** START OF Data to use **

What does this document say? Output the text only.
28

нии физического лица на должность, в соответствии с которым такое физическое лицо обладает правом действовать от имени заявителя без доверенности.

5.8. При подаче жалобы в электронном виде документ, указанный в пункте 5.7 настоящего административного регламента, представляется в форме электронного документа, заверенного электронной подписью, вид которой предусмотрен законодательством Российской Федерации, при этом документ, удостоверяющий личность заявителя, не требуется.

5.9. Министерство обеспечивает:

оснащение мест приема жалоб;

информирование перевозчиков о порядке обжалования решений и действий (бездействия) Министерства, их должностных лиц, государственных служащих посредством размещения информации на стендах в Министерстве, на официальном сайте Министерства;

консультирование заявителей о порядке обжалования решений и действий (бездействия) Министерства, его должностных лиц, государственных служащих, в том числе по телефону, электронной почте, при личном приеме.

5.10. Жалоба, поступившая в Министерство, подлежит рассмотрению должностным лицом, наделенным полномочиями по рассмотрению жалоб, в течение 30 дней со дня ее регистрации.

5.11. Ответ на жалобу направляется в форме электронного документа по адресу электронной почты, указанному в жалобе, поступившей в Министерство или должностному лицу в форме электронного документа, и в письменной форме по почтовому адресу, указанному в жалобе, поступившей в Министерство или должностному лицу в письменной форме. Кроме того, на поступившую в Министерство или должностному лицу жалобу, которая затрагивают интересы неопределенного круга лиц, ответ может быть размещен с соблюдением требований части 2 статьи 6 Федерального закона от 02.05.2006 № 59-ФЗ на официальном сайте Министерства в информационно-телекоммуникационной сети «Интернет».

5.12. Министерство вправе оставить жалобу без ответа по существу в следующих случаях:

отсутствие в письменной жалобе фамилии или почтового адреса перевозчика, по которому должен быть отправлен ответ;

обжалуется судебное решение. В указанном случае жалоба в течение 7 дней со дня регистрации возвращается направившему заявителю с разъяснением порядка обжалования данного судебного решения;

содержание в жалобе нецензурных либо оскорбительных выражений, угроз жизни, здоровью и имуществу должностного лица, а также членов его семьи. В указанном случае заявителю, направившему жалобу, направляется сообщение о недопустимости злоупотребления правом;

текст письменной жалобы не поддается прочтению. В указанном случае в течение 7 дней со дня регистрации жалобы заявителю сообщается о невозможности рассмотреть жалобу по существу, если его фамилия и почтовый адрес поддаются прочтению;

** END OF Data to use **

**Set problem:** Nothing should be left out: repeat all of the data exactly.

**Output below:**
What does this document say? Output the text only.
28

нии физического лица на должность, в соответствии с которым такое физическое лицо обладает правом действовать от имени заявителя без доверенности.

5.8. При подаче жалобы в электронном виде документ, указанный в пункте 5.7 настоящего административного регламента, представляется в форме электронного документа, заверенного электронной подписью, вид которой предусмотрен законодательством Российской Федерации, при этом документ, удостоверяющий личность заявителя, не требуется.

5.9. Министерство обеспечивает:

оснащение мест приема жалоб;

информирование перевозчиков о порядке обжалования решений и действий (бездействия) Министерства, их должностных лиц, государственных служащих посредством размещения информации на стендах в Министерстве, на официальном сайте Министерства;

консультирование заявителей о порядке обжалования решений и действий (бездействия) Министерства, его должностных лиц, государственных служащих, в том числе по телефону, электронной почте, при личном приеме.

5.10. Жалоба, поступившая в Министерство, подлежит рассмотрению должностным лицом, наделенным полномочиями по рассмотрению жалоб, в течение 30 дней со дня ее регистрации.

5.11. Ответ на жалобу направляется в форме электронного документа по адресу электронной почты, указанному в жалобе, поступившей в Министерство или должностному лицу в форме электронного документа, и в письменной форме по почтовому адресу, указанному в жалобе, поступившей в Министерство или должностному лицу в письменной форме. Кроме того, на поступившую в Министерство или должностному лицу жалобу, которая затрагивают интересы неопределенного круга лиц, ответ может быть размещен с соблюдением требований части 2 статьи 6 Федерального закона от 02.05.2006 № 59-ФЗ на официальном сайте Министерства в информационно-телекоммуникационной сети «Интернет».

5.12. Министерство вправе оставить жалобу без ответа по существу в следующих случаях:

отсутствие в письменной жалобе фамилии или почтового адреса перевозчика, по которому должен быть отправлен ответ;

обжалуется судебное решение. В указанном случае жалоба в течение 7 дней со дня регистрации возвращается направившему заявителю с разъяснением порядка обжалования данного судебного решения;

содержание в жалобе нецензурных либо оскорбительных выражений, угроз жизни, здоровью и имуществу должностного лица, а также членов его семьи. В указанном случае заявителю, направившему жалобу, направляется сообщение о недопустимости злоупотребления правом;

текст письменной жалобы не поддается прочтению. В указанном случае в течение 7 дней со дня регистрации жалобы заявителю сообщается о невозможности рассмотреть жалобу по существу, если его фамилия и почтовый адрес поддаются прочтению;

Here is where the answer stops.